Given request
Copy every line of the material below verbatim, omitting the pictures.

Annotated region listings
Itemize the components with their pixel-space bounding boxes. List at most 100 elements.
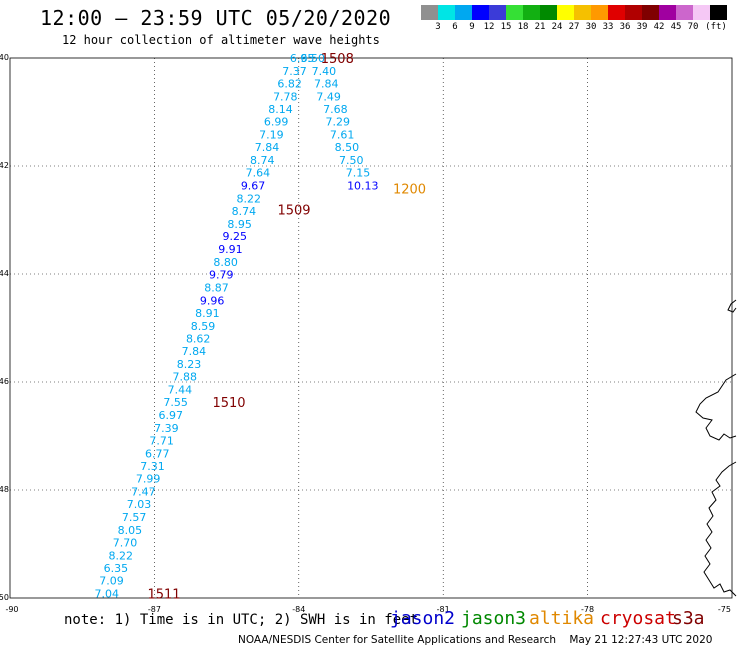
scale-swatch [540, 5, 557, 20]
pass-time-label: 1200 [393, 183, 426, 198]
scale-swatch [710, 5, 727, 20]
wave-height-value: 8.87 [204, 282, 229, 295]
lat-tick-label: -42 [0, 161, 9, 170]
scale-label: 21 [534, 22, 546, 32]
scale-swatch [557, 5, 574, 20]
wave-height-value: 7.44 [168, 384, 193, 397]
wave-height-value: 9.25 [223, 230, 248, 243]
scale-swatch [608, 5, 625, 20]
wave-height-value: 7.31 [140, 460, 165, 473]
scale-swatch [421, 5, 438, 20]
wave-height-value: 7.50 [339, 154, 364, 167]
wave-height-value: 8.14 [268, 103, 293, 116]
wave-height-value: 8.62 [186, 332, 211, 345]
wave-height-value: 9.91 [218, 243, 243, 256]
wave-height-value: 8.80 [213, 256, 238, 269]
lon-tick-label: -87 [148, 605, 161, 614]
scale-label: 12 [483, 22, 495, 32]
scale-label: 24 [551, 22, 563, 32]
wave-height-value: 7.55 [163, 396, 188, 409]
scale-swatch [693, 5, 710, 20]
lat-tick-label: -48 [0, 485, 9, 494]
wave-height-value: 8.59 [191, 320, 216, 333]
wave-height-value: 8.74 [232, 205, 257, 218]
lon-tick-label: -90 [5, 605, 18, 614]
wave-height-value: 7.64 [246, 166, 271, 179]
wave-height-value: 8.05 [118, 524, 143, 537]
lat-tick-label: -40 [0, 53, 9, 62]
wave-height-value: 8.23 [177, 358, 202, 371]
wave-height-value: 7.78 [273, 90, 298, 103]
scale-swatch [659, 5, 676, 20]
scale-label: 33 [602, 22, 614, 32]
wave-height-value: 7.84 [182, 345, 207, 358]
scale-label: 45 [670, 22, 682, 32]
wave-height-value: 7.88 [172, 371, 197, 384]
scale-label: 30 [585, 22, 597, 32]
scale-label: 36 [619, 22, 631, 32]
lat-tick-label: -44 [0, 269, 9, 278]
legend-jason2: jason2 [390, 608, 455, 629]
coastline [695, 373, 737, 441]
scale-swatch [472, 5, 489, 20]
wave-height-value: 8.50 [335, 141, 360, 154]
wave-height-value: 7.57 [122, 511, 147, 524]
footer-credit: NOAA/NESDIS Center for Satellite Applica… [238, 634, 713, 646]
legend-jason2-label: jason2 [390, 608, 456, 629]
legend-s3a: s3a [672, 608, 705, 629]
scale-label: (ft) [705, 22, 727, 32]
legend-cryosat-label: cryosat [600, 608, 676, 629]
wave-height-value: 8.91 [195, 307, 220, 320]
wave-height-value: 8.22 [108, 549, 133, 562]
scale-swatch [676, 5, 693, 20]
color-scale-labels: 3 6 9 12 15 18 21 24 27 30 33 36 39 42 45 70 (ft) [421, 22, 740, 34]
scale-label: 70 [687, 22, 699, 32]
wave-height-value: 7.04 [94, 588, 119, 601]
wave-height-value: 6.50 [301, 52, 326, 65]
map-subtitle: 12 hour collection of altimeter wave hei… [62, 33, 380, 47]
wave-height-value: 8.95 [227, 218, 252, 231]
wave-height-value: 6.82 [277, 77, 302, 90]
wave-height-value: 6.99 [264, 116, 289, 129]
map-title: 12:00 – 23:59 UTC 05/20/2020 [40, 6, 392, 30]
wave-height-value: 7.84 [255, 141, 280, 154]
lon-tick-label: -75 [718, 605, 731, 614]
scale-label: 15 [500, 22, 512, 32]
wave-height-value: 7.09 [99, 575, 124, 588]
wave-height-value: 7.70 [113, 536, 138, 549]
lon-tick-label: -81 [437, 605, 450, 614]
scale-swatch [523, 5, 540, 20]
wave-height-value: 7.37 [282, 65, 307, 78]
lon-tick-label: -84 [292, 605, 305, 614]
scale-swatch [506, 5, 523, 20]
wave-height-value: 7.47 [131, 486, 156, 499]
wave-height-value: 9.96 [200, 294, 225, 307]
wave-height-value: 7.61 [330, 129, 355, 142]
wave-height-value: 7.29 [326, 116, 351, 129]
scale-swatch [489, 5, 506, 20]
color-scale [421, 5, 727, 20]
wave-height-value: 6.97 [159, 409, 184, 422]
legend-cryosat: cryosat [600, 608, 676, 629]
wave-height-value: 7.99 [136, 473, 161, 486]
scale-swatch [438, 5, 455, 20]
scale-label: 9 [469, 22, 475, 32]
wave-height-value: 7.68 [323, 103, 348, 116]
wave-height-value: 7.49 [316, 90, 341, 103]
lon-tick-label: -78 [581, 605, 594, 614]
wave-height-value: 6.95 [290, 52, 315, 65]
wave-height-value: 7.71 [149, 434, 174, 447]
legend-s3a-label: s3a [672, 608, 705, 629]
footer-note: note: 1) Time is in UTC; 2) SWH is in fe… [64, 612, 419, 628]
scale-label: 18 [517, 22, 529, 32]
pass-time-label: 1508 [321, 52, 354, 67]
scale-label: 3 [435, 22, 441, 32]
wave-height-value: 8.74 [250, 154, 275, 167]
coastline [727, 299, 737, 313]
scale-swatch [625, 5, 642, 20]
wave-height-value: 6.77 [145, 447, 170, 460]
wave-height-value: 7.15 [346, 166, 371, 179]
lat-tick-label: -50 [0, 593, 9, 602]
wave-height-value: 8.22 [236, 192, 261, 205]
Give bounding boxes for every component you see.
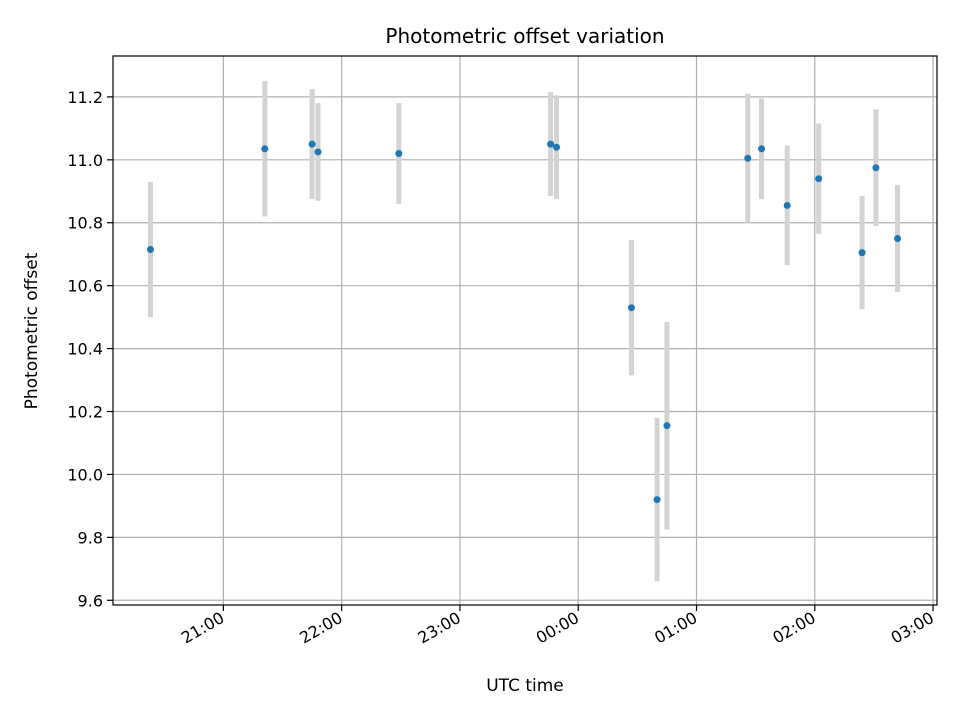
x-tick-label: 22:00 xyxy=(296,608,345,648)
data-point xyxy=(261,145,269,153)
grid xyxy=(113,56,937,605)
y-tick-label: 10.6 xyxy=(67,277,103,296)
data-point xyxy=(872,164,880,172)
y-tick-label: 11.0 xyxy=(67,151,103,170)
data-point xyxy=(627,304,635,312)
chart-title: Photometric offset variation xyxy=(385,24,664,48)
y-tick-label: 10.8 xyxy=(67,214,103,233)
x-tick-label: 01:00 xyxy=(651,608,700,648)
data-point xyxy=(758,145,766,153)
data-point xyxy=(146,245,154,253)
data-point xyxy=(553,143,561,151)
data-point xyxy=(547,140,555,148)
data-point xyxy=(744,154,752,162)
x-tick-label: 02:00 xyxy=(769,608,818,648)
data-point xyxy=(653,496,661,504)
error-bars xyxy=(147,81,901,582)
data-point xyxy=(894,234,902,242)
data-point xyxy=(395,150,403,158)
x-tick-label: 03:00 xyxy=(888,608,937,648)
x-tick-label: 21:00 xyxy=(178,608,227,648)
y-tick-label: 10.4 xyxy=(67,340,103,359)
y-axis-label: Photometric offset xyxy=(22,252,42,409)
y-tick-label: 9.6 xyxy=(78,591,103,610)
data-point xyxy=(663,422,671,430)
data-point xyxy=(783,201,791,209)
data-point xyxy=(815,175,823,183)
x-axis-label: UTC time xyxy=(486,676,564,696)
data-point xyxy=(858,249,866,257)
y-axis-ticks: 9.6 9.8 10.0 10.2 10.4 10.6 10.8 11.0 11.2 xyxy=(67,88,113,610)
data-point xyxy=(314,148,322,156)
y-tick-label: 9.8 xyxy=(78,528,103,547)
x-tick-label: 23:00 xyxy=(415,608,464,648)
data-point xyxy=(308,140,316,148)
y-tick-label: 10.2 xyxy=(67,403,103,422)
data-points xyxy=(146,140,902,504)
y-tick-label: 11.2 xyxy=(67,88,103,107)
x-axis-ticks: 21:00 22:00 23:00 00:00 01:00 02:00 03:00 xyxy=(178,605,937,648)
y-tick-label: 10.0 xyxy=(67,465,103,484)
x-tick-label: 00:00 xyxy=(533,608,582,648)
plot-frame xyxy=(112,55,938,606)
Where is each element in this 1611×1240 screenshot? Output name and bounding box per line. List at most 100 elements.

Solution
Itemize the components with their pixel-space bounding boxes. List at most 100 elements.
scale-swatch [540, 5, 557, 20]
pass-time-label: 1200 [393, 183, 426, 198]
scale-swatch [710, 5, 727, 20]
wave-height-value: 8.87 [204, 282, 229, 295]
lat-tick-label: -42 [0, 161, 9, 170]
scale-label: 21 [534, 22, 546, 32]
scale-swatch [557, 5, 574, 20]
wave-height-value: 7.44 [168, 384, 193, 397]
wave-height-value: 9.25 [223, 230, 248, 243]
scale-swatch [608, 5, 625, 20]
wave-height-value: 7.31 [140, 460, 165, 473]
scale-swatch [421, 5, 438, 20]
wave-height-value: 7.50 [339, 154, 364, 167]
wave-height-value: 8.14 [268, 103, 293, 116]
wave-height-value: 8.62 [186, 332, 211, 345]
wave-height-value: 9.91 [218, 243, 243, 256]
wave-height-value: 8.80 [213, 256, 238, 269]
lon-tick-label: -87 [148, 605, 161, 614]
scale-label: 12 [483, 22, 495, 32]
scale-label: 24 [551, 22, 563, 32]
wave-height-value: 7.55 [163, 396, 188, 409]
scale-swatch [693, 5, 710, 20]
lat-tick-label: -48 [0, 485, 9, 494]
wave-height-value: 8.59 [191, 320, 216, 333]
wave-height-value: 8.74 [232, 205, 257, 218]
lon-tick-label: -90 [5, 605, 18, 614]
wave-height-value: 7.64 [246, 166, 271, 179]
wave-height-value: 8.05 [118, 524, 143, 537]
lat-tick-label: -40 [0, 53, 9, 62]
wave-height-value: 8.23 [177, 358, 202, 371]
wave-height-value: 7.78 [273, 90, 298, 103]
scale-swatch [659, 5, 676, 20]
scale-label: 33 [602, 22, 614, 32]
wave-height-value: 7.84 [182, 345, 207, 358]
scale-label: 45 [670, 22, 682, 32]
wave-height-value: 7.88 [172, 371, 197, 384]
scale-label: 30 [585, 22, 597, 32]
scale-label: 36 [619, 22, 631, 32]
lat-tick-label: -44 [0, 269, 9, 278]
legend-jason2: jason2 [390, 608, 455, 629]
coastline [695, 373, 737, 441]
scale-swatch [472, 5, 489, 20]
wave-height-value: 8.50 [335, 141, 360, 154]
wave-height-value: 7.57 [122, 511, 147, 524]
footer-credit: NOAA/NESDIS Center for Satellite Applica… [238, 634, 713, 646]
legend-jason2-label: jason2 [390, 608, 456, 629]
legend-s3a: s3a [672, 608, 705, 629]
scale-label: (ft) [705, 22, 727, 32]
legend-cryosat-label: cryosat [600, 608, 676, 629]
wave-height-value: 8.91 [195, 307, 220, 320]
wave-height-value: 8.22 [108, 549, 133, 562]
scale-swatch [676, 5, 693, 20]
color-scale-labels: 3 6 9 12 15 18 21 24 27 30 33 36 39 42 45 70 (ft) [421, 22, 740, 34]
scale-label: 70 [687, 22, 699, 32]
wave-height-value: 7.04 [94, 588, 119, 601]
wave-height-value: 6.50 [301, 52, 326, 65]
map-subtitle: 12 hour collection of altimeter wave hei… [62, 33, 380, 47]
wave-height-value: 8.95 [227, 218, 252, 231]
wave-height-value: 6.82 [277, 77, 302, 90]
wave-height-value: 6.99 [264, 116, 289, 129]
map-title: 12:00 – 23:59 UTC 05/20/2020 [40, 6, 392, 30]
wave-height-value: 7.84 [255, 141, 280, 154]
lon-tick-label: -75 [718, 605, 731, 614]
scale-label: 15 [500, 22, 512, 32]
wave-height-value: 7.09 [99, 575, 124, 588]
wave-height-value: 7.70 [113, 536, 138, 549]
lon-tick-label: -81 [437, 605, 450, 614]
scale-swatch [523, 5, 540, 20]
wave-height-value: 7.37 [282, 65, 307, 78]
lon-tick-label: -84 [292, 605, 305, 614]
scale-swatch [506, 5, 523, 20]
wave-height-value: 7.47 [131, 486, 156, 499]
wave-height-value: 9.96 [200, 294, 225, 307]
wave-height-value: 7.61 [330, 129, 355, 142]
wave-height-value: 7.29 [326, 116, 351, 129]
scale-swatch [489, 5, 506, 20]
color-scale [421, 5, 727, 20]
wave-height-value: 6.97 [159, 409, 184, 422]
legend-cryosat: cryosat [600, 608, 676, 629]
wave-height-value: 7.99 [136, 473, 161, 486]
scale-swatch [438, 5, 455, 20]
scale-label: 9 [469, 22, 475, 32]
wave-height-value: 7.68 [323, 103, 348, 116]
wave-height-value: 7.49 [316, 90, 341, 103]
lon-tick-label: -78 [581, 605, 594, 614]
wave-height-value: 6.95 [290, 52, 315, 65]
wave-height-value: 7.71 [149, 434, 174, 447]
legend-s3a-label: s3a [672, 608, 705, 629]
footer-note: note: 1) Time is in UTC; 2) SWH is in fe… [64, 612, 419, 628]
scale-label: 18 [517, 22, 529, 32]
pass-time-label: 1508 [321, 52, 354, 67]
scale-label: 3 [435, 22, 441, 32]
wave-height-value: 8.74 [250, 154, 275, 167]
coastline [727, 299, 737, 313]
scale-swatch [625, 5, 642, 20]
wave-height-value: 6.77 [145, 447, 170, 460]
wave-height-value: 7.15 [346, 166, 371, 179]
lat-tick-label: -50 [0, 593, 9, 602]
wave-height-value: 8.22 [236, 192, 261, 205]
Give bounding boxes for every component you see.
x-tick-label: 22:00 xyxy=(296,608,345,648)
data-point xyxy=(261,145,269,153)
grid xyxy=(113,56,937,605)
y-tick-label: 10.6 xyxy=(67,277,103,296)
data-point xyxy=(872,164,880,172)
y-tick-label: 11.0 xyxy=(67,151,103,170)
data-point xyxy=(627,304,635,312)
chart-title: Photometric offset variation xyxy=(385,24,664,48)
y-tick-label: 10.8 xyxy=(67,214,103,233)
x-tick-label: 01:00 xyxy=(651,608,700,648)
data-point xyxy=(758,145,766,153)
data-point xyxy=(146,245,154,253)
data-point xyxy=(553,143,561,151)
data-point xyxy=(547,140,555,148)
data-point xyxy=(744,154,752,162)
x-tick-label: 02:00 xyxy=(769,608,818,648)
data-point xyxy=(653,496,661,504)
error-bars xyxy=(147,81,901,582)
data-point xyxy=(894,234,902,242)
data-point xyxy=(395,150,403,158)
x-tick-label: 03:00 xyxy=(888,608,937,648)
x-tick-label: 21:00 xyxy=(178,608,227,648)
y-tick-label: 10.4 xyxy=(67,340,103,359)
y-axis-label: Photometric offset xyxy=(22,252,42,409)
y-tick-label: 9.6 xyxy=(78,591,103,610)
data-point xyxy=(663,422,671,430)
data-point xyxy=(783,201,791,209)
data-point xyxy=(815,175,823,183)
x-axis-label: UTC time xyxy=(486,676,564,696)
data-point xyxy=(858,249,866,257)
y-axis-ticks: 9.6 9.8 10.0 10.2 10.4 10.6 10.8 11.0 11.2 xyxy=(67,88,113,610)
data-point xyxy=(314,148,322,156)
y-tick-label: 9.8 xyxy=(78,528,103,547)
x-tick-label: 23:00 xyxy=(415,608,464,648)
data-point xyxy=(308,140,316,148)
y-tick-label: 10.2 xyxy=(67,403,103,422)
data-points xyxy=(146,140,902,504)
y-tick-label: 11.2 xyxy=(67,88,103,107)
x-axis-ticks: 21:00 22:00 23:00 00:00 01:00 02:00 03:00 xyxy=(178,605,937,648)
y-tick-label: 10.0 xyxy=(67,465,103,484)
x-tick-label: 00:00 xyxy=(533,608,582,648)
plot-frame xyxy=(112,55,938,606)
Where is each element in this 1611×1240 screenshot? Output name and bounding box per line. List at most 100 elements.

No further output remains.